# Record list start

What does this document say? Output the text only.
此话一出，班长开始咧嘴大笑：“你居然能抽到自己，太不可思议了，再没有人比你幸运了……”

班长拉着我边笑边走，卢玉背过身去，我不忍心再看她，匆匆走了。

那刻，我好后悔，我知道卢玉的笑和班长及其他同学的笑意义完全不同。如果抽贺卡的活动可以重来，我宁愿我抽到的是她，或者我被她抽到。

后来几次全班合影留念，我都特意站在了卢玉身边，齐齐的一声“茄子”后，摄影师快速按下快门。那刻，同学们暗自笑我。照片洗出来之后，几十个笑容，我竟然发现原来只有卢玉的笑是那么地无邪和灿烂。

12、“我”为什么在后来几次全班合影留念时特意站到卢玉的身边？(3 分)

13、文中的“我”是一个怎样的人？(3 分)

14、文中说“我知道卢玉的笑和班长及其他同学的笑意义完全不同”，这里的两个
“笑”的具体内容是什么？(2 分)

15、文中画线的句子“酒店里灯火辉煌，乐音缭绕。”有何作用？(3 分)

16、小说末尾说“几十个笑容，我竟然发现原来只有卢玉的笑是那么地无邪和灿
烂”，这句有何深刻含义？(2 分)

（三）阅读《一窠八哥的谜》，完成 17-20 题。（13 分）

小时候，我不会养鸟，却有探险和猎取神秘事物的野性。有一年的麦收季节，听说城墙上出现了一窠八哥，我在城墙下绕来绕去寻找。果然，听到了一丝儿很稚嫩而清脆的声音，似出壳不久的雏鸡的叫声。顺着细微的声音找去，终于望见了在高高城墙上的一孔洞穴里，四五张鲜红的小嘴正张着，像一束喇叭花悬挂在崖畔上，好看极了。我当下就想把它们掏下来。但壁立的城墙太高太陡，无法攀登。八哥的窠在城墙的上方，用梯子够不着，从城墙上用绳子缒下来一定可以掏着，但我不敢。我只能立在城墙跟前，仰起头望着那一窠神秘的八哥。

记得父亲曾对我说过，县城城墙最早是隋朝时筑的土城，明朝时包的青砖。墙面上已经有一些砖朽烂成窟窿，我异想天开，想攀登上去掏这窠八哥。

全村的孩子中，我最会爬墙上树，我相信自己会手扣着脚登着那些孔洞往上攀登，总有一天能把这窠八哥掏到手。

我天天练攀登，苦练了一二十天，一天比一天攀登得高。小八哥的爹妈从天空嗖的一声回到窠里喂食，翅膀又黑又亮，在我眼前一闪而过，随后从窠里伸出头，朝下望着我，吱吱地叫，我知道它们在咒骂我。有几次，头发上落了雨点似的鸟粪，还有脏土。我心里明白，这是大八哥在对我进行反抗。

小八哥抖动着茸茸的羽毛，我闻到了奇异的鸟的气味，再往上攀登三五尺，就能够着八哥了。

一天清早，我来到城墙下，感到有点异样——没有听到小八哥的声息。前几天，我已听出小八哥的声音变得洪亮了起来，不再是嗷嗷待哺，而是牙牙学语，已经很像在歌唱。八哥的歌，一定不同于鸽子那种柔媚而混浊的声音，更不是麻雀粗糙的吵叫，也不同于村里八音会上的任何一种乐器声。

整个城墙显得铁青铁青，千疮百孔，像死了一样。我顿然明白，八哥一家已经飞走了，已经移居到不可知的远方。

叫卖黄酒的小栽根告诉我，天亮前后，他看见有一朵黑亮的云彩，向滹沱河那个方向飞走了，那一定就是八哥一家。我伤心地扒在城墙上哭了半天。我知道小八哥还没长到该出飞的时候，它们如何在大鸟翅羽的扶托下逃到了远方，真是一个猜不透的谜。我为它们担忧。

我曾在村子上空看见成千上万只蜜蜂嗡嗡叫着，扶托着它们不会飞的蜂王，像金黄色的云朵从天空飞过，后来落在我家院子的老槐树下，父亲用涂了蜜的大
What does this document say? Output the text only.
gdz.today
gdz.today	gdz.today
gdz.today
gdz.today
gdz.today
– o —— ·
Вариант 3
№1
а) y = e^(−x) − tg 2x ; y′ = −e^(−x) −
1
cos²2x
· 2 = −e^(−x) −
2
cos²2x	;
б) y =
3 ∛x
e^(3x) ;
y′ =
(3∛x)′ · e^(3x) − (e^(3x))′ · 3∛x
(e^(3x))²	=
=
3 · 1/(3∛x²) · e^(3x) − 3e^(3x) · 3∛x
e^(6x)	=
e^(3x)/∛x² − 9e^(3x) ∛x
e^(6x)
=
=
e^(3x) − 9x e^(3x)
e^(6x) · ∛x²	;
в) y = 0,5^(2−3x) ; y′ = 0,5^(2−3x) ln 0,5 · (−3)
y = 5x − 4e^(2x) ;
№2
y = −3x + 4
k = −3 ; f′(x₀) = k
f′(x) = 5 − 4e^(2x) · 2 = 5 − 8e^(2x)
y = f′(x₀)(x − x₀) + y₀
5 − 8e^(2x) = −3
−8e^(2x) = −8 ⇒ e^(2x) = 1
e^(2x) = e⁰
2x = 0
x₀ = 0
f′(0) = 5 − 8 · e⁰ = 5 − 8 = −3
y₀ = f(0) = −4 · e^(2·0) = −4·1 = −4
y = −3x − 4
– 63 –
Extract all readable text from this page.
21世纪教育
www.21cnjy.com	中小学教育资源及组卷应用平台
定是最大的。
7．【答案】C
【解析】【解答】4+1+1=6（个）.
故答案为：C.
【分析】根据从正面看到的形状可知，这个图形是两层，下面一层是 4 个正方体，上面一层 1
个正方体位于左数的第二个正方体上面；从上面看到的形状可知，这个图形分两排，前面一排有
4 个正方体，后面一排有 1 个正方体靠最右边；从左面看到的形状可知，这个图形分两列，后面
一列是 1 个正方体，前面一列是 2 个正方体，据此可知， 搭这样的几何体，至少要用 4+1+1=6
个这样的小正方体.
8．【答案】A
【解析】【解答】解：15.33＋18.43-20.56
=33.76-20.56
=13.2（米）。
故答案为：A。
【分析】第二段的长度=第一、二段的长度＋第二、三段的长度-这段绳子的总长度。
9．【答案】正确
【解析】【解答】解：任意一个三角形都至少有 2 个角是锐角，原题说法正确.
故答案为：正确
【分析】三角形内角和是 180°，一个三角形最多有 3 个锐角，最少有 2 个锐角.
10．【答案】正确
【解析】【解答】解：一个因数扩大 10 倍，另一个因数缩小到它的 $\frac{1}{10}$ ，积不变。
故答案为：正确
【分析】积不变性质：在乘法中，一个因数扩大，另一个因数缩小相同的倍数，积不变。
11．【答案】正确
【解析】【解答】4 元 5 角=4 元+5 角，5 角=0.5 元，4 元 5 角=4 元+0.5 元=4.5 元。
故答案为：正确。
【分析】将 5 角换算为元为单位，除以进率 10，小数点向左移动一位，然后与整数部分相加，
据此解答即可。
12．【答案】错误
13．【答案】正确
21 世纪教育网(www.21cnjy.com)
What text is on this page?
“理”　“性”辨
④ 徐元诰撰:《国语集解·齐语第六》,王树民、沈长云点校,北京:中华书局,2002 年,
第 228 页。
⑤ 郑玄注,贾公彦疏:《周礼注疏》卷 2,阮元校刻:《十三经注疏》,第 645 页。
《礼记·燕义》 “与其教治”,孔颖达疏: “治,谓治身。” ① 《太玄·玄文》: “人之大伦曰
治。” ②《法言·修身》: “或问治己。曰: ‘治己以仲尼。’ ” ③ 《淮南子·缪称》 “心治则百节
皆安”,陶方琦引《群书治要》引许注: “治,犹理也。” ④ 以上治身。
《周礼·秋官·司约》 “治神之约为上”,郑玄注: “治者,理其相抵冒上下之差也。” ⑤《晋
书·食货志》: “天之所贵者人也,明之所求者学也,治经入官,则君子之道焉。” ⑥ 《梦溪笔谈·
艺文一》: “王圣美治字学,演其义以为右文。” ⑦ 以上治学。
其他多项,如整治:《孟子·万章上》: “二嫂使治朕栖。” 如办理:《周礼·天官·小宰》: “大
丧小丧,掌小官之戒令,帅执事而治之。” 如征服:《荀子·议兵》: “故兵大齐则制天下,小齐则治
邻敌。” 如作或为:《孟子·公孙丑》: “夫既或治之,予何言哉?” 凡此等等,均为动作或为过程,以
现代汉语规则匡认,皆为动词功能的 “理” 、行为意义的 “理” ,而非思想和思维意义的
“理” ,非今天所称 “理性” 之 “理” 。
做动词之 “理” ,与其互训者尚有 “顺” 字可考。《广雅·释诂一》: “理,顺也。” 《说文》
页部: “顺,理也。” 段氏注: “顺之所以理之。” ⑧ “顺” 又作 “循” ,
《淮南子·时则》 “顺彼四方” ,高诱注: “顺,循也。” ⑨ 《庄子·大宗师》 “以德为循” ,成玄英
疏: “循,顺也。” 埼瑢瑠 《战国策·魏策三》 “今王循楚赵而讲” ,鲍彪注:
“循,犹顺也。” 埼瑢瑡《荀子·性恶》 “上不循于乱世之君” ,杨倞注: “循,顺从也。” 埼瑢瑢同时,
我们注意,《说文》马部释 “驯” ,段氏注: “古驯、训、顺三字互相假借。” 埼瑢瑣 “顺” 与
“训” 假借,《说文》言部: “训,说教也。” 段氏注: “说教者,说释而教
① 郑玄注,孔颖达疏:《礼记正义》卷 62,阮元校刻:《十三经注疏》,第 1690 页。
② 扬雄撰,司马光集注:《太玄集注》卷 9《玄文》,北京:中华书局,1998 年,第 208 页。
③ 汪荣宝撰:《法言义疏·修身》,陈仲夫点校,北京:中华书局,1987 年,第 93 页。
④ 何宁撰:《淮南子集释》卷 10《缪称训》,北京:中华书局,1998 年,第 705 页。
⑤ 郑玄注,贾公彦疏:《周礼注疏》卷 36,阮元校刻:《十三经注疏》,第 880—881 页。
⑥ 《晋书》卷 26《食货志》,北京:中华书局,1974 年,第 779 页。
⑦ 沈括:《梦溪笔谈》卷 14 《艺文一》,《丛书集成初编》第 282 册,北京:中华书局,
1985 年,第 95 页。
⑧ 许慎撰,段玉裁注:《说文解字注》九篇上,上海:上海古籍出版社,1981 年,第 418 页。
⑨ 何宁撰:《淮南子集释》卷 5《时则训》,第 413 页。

# Record list end

Instruction:
Identify the lines in the entries above that contain "孔颖达疏", then copy them out.

Written answer:
《礼记·燕义》 “与其教治”,孔颖达疏: “治,谓治身。” ① 《太玄·玄文》: “人之大伦曰
① 郑玄注,孔颖达疏:《礼记正义》卷 62,阮元校刻:《十三经注疏》,第 1690 页。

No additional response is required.